Task data:
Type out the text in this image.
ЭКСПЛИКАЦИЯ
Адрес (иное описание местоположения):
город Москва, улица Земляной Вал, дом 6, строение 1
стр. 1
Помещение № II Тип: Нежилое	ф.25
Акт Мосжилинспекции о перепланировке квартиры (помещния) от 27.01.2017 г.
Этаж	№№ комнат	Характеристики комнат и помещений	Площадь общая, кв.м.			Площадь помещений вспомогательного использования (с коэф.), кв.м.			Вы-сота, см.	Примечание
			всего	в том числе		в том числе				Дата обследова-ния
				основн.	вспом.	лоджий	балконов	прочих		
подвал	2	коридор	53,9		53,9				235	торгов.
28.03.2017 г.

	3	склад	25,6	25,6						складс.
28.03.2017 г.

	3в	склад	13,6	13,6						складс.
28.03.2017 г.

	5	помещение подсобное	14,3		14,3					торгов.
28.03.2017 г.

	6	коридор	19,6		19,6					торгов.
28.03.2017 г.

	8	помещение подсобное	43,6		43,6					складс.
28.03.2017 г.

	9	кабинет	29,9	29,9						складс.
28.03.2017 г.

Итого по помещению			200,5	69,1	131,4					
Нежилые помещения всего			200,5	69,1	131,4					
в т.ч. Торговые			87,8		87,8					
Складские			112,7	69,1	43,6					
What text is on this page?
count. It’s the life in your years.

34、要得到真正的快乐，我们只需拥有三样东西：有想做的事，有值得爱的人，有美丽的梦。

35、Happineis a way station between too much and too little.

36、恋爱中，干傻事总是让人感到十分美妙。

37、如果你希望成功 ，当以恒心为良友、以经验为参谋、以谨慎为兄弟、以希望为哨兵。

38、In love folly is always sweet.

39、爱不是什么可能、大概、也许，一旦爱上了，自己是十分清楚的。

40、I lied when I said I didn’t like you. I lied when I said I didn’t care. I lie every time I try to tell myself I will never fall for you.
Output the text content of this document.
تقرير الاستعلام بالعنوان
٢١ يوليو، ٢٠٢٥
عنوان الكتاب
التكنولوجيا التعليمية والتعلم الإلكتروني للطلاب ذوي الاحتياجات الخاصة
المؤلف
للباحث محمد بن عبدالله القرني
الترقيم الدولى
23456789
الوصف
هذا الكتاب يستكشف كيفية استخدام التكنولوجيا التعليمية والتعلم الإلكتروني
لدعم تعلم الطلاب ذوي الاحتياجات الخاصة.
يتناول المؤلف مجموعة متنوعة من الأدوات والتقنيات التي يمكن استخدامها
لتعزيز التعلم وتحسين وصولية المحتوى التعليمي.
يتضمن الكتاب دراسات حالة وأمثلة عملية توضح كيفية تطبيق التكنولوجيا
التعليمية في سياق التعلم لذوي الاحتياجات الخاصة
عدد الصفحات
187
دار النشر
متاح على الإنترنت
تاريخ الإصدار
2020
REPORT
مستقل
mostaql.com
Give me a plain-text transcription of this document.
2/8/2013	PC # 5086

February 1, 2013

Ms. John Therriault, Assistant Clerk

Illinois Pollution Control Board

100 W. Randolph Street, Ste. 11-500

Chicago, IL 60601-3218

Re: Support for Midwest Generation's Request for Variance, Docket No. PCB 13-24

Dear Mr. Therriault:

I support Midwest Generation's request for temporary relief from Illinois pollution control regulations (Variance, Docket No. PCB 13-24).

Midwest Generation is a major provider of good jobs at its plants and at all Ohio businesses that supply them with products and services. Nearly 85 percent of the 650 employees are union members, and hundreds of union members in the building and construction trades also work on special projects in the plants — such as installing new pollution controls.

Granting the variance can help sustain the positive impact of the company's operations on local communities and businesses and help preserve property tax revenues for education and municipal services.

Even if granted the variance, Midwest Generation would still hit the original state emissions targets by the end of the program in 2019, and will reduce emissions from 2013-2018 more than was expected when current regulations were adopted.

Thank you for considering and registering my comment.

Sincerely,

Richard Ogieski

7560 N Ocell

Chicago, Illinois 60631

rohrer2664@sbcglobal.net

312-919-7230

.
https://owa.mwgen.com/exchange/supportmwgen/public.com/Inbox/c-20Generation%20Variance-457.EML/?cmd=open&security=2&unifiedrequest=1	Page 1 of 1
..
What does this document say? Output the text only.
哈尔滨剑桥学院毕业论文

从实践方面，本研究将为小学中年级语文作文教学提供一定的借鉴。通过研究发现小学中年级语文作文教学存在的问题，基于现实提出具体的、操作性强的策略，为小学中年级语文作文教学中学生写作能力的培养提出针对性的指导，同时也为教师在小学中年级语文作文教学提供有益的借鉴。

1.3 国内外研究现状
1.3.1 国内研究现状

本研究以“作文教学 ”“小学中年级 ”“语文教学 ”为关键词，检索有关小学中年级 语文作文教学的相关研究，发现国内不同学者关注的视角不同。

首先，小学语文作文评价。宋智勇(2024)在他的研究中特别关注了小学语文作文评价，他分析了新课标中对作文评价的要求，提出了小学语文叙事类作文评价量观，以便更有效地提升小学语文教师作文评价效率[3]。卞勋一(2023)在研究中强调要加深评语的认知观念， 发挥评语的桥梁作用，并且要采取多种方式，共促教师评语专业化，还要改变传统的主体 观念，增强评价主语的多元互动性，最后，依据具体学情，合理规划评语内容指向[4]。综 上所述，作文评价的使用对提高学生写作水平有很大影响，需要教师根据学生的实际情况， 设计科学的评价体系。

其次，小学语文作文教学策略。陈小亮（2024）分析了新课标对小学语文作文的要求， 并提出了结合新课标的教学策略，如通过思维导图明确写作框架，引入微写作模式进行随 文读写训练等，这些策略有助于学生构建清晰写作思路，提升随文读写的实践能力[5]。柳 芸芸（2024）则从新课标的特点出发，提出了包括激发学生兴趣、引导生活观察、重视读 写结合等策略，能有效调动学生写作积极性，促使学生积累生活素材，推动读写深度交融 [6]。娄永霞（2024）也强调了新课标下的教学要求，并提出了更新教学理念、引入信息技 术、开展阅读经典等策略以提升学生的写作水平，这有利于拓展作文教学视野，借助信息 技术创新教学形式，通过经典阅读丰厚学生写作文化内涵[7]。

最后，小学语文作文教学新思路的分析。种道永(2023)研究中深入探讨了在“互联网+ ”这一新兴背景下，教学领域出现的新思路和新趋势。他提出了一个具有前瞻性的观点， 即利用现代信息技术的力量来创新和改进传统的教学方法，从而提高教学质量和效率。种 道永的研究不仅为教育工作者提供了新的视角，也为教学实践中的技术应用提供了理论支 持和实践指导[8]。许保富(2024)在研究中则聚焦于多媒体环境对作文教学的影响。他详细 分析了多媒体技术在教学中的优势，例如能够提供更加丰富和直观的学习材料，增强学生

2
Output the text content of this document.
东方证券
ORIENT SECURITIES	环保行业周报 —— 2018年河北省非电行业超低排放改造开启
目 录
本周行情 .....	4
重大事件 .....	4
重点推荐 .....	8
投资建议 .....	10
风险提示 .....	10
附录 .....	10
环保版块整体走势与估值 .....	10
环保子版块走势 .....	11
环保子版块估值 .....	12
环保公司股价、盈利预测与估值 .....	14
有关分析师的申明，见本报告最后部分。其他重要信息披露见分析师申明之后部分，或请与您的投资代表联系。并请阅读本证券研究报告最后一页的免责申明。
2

Written instruction: Out of the preceding entries, pull every line containing the string "this".

Task answer:
Type out the text in this image.
What text is on this page?
Output the text content of this document.
Give me a plain-text transcription of this document.
What does this document say? Output the text only.
Output the text content of this document.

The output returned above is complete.